* _Your objective_: Could you print every line of the data below character for character, leaving out the pictures?
+---+
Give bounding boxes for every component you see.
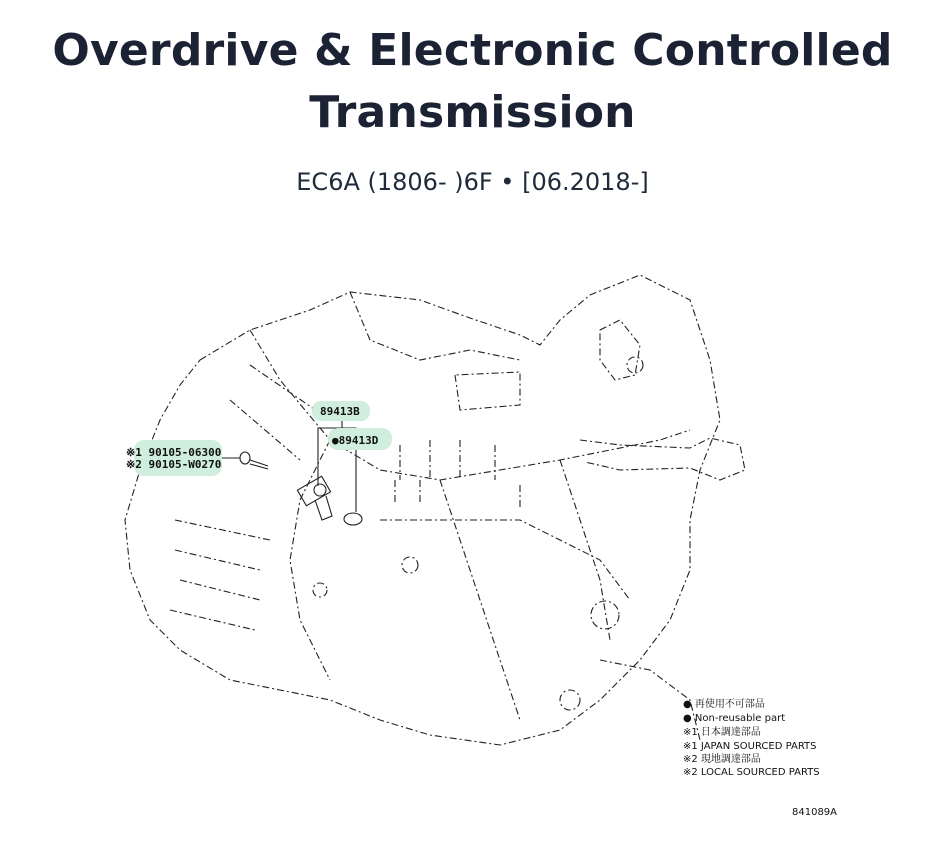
legend xyxy=(683,697,820,778)
bolt-part xyxy=(240,452,268,469)
callout-89413d[interactable] xyxy=(328,428,392,450)
legend-line-4: ※1 JAPAN SOURCED PARTS xyxy=(683,741,817,752)
callout-90105-06300[interactable] xyxy=(126,440,222,476)
callout-90105-w0270-label: ※2 90105-W0270 xyxy=(126,458,222,471)
callout-89413b-label: 89413B xyxy=(320,405,360,418)
transmission-illustration xyxy=(125,275,745,745)
legend-line-2: ● Non-reusable part xyxy=(683,713,786,724)
title-line-1: Overdrive & Electronic Controlled xyxy=(52,25,893,76)
legend-line-5: ※2 現地調達部品 xyxy=(683,754,761,765)
sensor-part xyxy=(297,476,332,520)
title-line-2: Transmission xyxy=(309,87,636,138)
o-ring-part xyxy=(344,513,362,525)
figure-id: 841089A xyxy=(792,807,838,818)
legend-line-6: ※2 LOCAL SOURCED PARTS xyxy=(683,767,820,778)
callout-89413d-label: ●89413D xyxy=(332,434,379,447)
legend-line-3: ※1 日本調達部品 xyxy=(683,727,761,738)
callout-89413b[interactable] xyxy=(312,401,370,421)
page-subtitle: EC6A (1806- )6F • [06.2018-] xyxy=(296,168,649,196)
legend-line-1: ● 再使用不可部品 xyxy=(683,699,765,710)
callout-90105-06300-label: ※1 90105-06300 xyxy=(126,446,222,459)
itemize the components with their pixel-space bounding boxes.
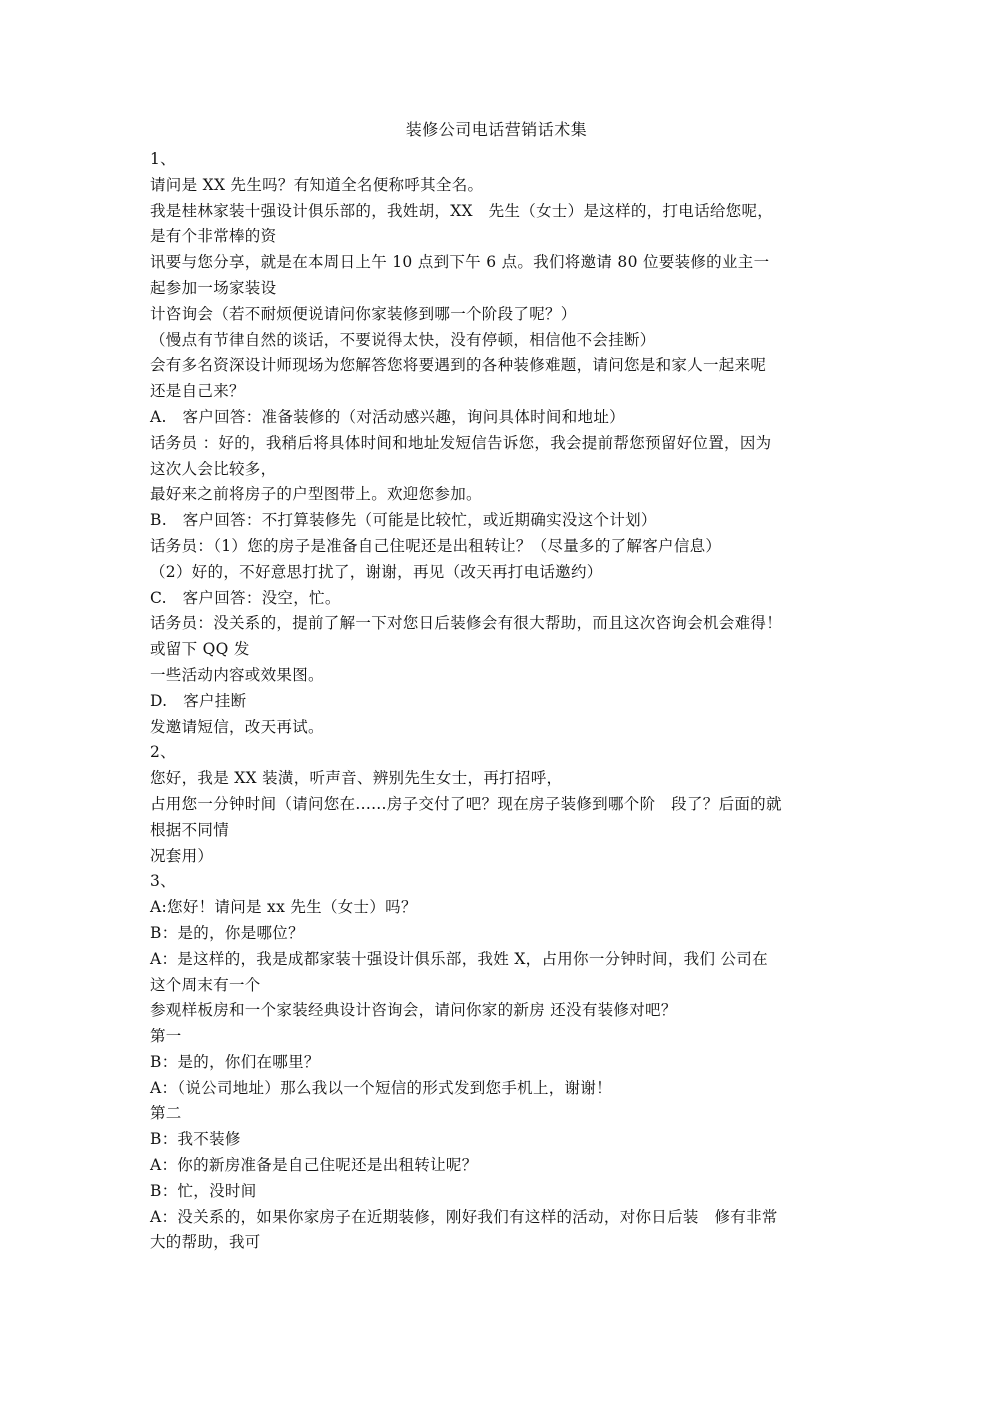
text-line: 第一 [150,1027,182,1046]
text-line: 3、 [150,872,176,891]
text-line: B：是的，你们在哪里？ [150,1052,320,1071]
text-line: 讯要与您分享，就是在本周日上午 10 点到下午 6 点。我们将邀请 80 位要装修的业主一 [150,253,770,272]
text-line: B：是的，你是哪位？ [150,923,304,942]
text-line: 话务员：（1）您的房子是准备自己住呢还是出租转让？（尽量多的了解客户信息） [150,536,722,555]
text-line: （2）好的，不好意思打扰了，谢谢，再见（改天再打电话邀约） [150,562,603,581]
text-line: 这次人会比较多， [150,459,277,478]
text-line: D. 客户挂断 [150,691,247,710]
text-line: A：你的新房准备是自己住呢还是出租转让呢？ [150,1156,478,1175]
text-line: B：我不装修 [150,1130,241,1149]
text-line: 最好来之前将房子的户型图带上。欢迎您参加。 [150,485,482,504]
text-line: A：（说公司地址）那么我以一个短信的形式发到您手机上，谢谢！ [150,1078,612,1097]
text-line: 话务员 ：好的，我稍后将具体时间和地址发短信告诉您，我会提前帮您预留好位置，因为 [150,433,772,452]
text-line: C. 客户回答：没空，忙。 [150,588,341,607]
text-line: 还是自己来？ [150,382,245,401]
document-title: 装修公司电话营销话术集 [405,120,588,139]
text-line: A：没关系的，如果你家房子在近期装修，刚好我们有这样的活动，对你日后装 修有非常 [150,1207,778,1226]
text-line: B. 客户回答：不打算装修先（可能是比较忙，或近期确实没这个计划） [150,511,657,530]
text-line: A：是这样的，我是成都家装十强设计俱乐部，我姓 X，占用你一分钟时间，我们 公司在 [150,949,768,968]
document-body [150,147,845,1256]
text-line: 会有多名资深设计师现场为您解答您将要遇到的各种装修难题，请问您是和家人一起来呢 [150,356,767,375]
text-line: （慢点有节律自然的谈话，不要说得太快，没有停顿，相信他不会挂断） [150,330,656,349]
text-line: 起参加一场家装设 [150,278,277,297]
text-line: 参观样板房和一个家装经典设计咨询会，请问你家的新房 还没有装修对吧？ [150,1001,677,1020]
text-line: 计咨询会（若不耐烦便说请问你家装修到哪一个阶段了呢？） [150,304,577,323]
text-line: 根据不同情 [150,820,230,839]
text-line: 是有个非常棒的资 [150,227,277,246]
text-line: 1、 [150,150,176,168]
text-line: 占用您一分钟时间（请问您在......房子交付了吧？现在房子装修到哪个阶 段了？后面的就 [150,794,782,813]
text-line: B：忙，没时间 [150,1181,257,1200]
text-line: 您好，我是 XX 装潢，听声音、辨别先生女士，再打招呼， [150,769,563,788]
text-line: A:您好！请问是 xx 先生（女士）吗？ [150,898,417,917]
text-line: A. 客户回答：准备装修的（对活动感兴趣，询问具体时间和地址） [150,407,625,426]
text-line: 请问是 XX 先生吗？有知道全名便称呼其全名。 [150,175,484,194]
text-line: 第二 [150,1104,182,1123]
text-line: 话务员：没关系的，提前了解一下对您日后装修会有很大帮助，而且这次咨询会机会难得！ [150,614,783,633]
text-line: 2、 [150,743,176,762]
text-line: 况套用） [150,846,214,865]
text-line: 大的帮助，我可 [150,1233,261,1252]
text-line: 或留下 QQ 发 [150,640,250,659]
text-line: 发邀请短信，改天再试。 [150,717,324,736]
text-line: 我是桂林家装十强设计俱乐部的，我姓胡，XX 先生（女士）是这样的，打电话给您呢， [150,201,774,220]
text-line: 一些活动内容或效果图。 [150,665,324,684]
text-line: 这个周末有一个 [150,975,261,994]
+---+
* _Reply_:
Give bounding boxes for every component you see.
legend xyxy=(683,697,820,778)
bolt-part xyxy=(240,452,268,469)
callout-89413d[interactable] xyxy=(328,428,392,450)
legend-line-4: ※1 JAPAN SOURCED PARTS xyxy=(683,741,817,752)
callout-90105-06300[interactable] xyxy=(126,440,222,476)
callout-90105-w0270-label: ※2 90105-W0270 xyxy=(126,458,222,471)
callout-89413b-label: 89413B xyxy=(320,405,360,418)
transmission-illustration xyxy=(125,275,745,745)
legend-line-2: ● Non-reusable part xyxy=(683,713,786,724)
title-line-1: Overdrive & Electronic Controlled xyxy=(52,25,893,76)
legend-line-5: ※2 現地調達部品 xyxy=(683,754,761,765)
sensor-part xyxy=(297,476,332,520)
title-line-2: Transmission xyxy=(309,87,636,138)
o-ring-part xyxy=(344,513,362,525)
figure-id: 841089A xyxy=(792,807,838,818)
legend-line-6: ※2 LOCAL SOURCED PARTS xyxy=(683,767,820,778)
callout-89413d-label: ●89413D xyxy=(332,434,379,447)
legend-line-3: ※1 日本調達部品 xyxy=(683,727,761,738)
callout-89413b[interactable] xyxy=(312,401,370,421)
page-subtitle: EC6A (1806- )6F • [06.2018-] xyxy=(296,168,649,196)
legend-line-1: ● 再使用不可部品 xyxy=(683,699,765,710)
callout-90105-06300-label: ※1 90105-06300 xyxy=(126,446,222,459)
itemize the components with their pixel-space bounding boxes.
text-line: 第一 [150,1027,182,1046]
text-line: 3、 [150,872,176,891]
text-line: B：是的，你们在哪里？ [150,1052,320,1071]
text-line: 讯要与您分享，就是在本周日上午 10 点到下午 6 点。我们将邀请 80 位要装修的业主一 [150,253,770,272]
text-line: B：是的，你是哪位？ [150,923,304,942]
text-line: 话务员：（1）您的房子是准备自己住呢还是出租转让？（尽量多的了解客户信息） [150,536,722,555]
text-line: （2）好的，不好意思打扰了，谢谢，再见（改天再打电话邀约） [150,562,603,581]
text-line: 这次人会比较多， [150,459,277,478]
text-line: D. 客户挂断 [150,691,247,710]
text-line: A：你的新房准备是自己住呢还是出租转让呢？ [150,1156,478,1175]
text-line: B：我不装修 [150,1130,241,1149]
text-line: 最好来之前将房子的户型图带上。欢迎您参加。 [150,485,482,504]
text-line: A：（说公司地址）那么我以一个短信的形式发到您手机上，谢谢！ [150,1078,612,1097]
text-line: 话务员 ：好的，我稍后将具体时间和地址发短信告诉您，我会提前帮您预留好位置，因为 [150,433,772,452]
text-line: C. 客户回答：没空，忙。 [150,588,341,607]
text-line: 还是自己来？ [150,382,245,401]
document-title: 装修公司电话营销话术集 [405,120,588,139]
text-line: A：没关系的，如果你家房子在近期装修，刚好我们有这样的活动，对你日后装 修有非常 [150,1207,778,1226]
text-line: B. 客户回答：不打算装修先（可能是比较忙，或近期确实没这个计划） [150,511,657,530]
text-line: A：是这样的，我是成都家装十强设计俱乐部，我姓 X，占用你一分钟时间，我们 公司在 [150,949,768,968]
document-body [150,147,845,1256]
text-line: 会有多名资深设计师现场为您解答您将要遇到的各种装修难题，请问您是和家人一起来呢 [150,356,767,375]
text-line: （慢点有节律自然的谈话，不要说得太快，没有停顿，相信他不会挂断） [150,330,656,349]
text-line: 起参加一场家装设 [150,278,277,297]
text-line: 参观样板房和一个家装经典设计咨询会，请问你家的新房 还没有装修对吧？ [150,1001,677,1020]
text-line: 计咨询会（若不耐烦便说请问你家装修到哪一个阶段了呢？） [150,304,577,323]
text-line: 根据不同情 [150,820,230,839]
text-line: 是有个非常棒的资 [150,227,277,246]
text-line: 1、 [150,150,176,168]
text-line: 占用您一分钟时间（请问您在......房子交付了吧？现在房子装修到哪个阶 段了？后面的就 [150,794,782,813]
text-line: B：忙，没时间 [150,1181,257,1200]
text-line: 您好，我是 XX 装潢，听声音、辨别先生女士，再打招呼， [150,769,563,788]
text-line: A:您好！请问是 xx 先生（女士）吗？ [150,898,417,917]
text-line: A. 客户回答：准备装修的（对活动感兴趣，询问具体时间和地址） [150,407,625,426]
text-line: 请问是 XX 先生吗？有知道全名便称呼其全名。 [150,175,484,194]
text-line: 第二 [150,1104,182,1123]
text-line: 话务员：没关系的，提前了解一下对您日后装修会有很大帮助，而且这次咨询会机会难得！ [150,614,783,633]
text-line: 2、 [150,743,176,762]
text-line: 况套用） [150,846,214,865]
text-line: 大的帮助，我可 [150,1233,261,1252]
text-line: 或留下 QQ 发 [150,640,250,659]
text-line: 发邀请短信，改天再试。 [150,717,324,736]
text-line: 我是桂林家装十强设计俱乐部的，我姓胡，XX 先生（女士）是这样的，打电话给您呢， [150,201,774,220]
text-line: 一些活动内容或效果图。 [150,665,324,684]
text-line: 这个周末有一个 [150,975,261,994]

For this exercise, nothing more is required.